→ **Exercise prompt**: Scan the records for the word "Simulation". Copy each line that includes it.

### Task inputs

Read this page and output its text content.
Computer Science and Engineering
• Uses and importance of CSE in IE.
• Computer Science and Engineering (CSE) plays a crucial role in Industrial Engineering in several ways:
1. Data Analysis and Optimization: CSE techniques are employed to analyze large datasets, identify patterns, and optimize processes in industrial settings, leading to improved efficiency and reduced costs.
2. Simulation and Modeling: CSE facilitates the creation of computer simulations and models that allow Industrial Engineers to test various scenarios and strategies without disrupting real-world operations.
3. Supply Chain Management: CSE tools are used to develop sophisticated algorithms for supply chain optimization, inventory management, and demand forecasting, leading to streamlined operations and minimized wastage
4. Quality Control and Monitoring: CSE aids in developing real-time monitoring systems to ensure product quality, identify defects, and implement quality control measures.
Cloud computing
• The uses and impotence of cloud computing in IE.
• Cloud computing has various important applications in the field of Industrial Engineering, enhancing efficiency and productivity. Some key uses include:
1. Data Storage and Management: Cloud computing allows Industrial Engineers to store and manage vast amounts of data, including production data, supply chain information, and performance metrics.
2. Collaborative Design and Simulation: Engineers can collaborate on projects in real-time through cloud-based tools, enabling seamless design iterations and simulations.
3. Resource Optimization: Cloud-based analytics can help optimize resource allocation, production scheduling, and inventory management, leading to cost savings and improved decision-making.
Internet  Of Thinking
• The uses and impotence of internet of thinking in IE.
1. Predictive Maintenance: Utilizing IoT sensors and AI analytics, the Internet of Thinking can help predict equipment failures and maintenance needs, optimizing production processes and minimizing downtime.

######
### Task inputs

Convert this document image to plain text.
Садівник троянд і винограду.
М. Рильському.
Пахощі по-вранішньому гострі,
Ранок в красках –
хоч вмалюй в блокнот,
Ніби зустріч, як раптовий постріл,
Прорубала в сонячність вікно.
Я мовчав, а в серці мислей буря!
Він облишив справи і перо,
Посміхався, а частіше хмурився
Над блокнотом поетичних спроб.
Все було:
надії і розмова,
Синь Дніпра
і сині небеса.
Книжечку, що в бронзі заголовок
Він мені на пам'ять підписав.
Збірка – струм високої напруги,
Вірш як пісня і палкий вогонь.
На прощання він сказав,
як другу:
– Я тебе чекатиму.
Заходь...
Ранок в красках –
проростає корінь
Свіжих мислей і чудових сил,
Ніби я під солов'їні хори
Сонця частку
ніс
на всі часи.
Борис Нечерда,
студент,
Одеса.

######

→ **Problem solution**:
2. Simulation and Modeling: CSE facilitates the creation of computer simulations and models that allow Industrial Engineers to test various scenarios and strategies without disrupting real-world operations.
2. Collaborative Design and Simulation: Engineers can collaborate on projects in real-time through cloud-based tools, enabling seamless design iterations and simulations.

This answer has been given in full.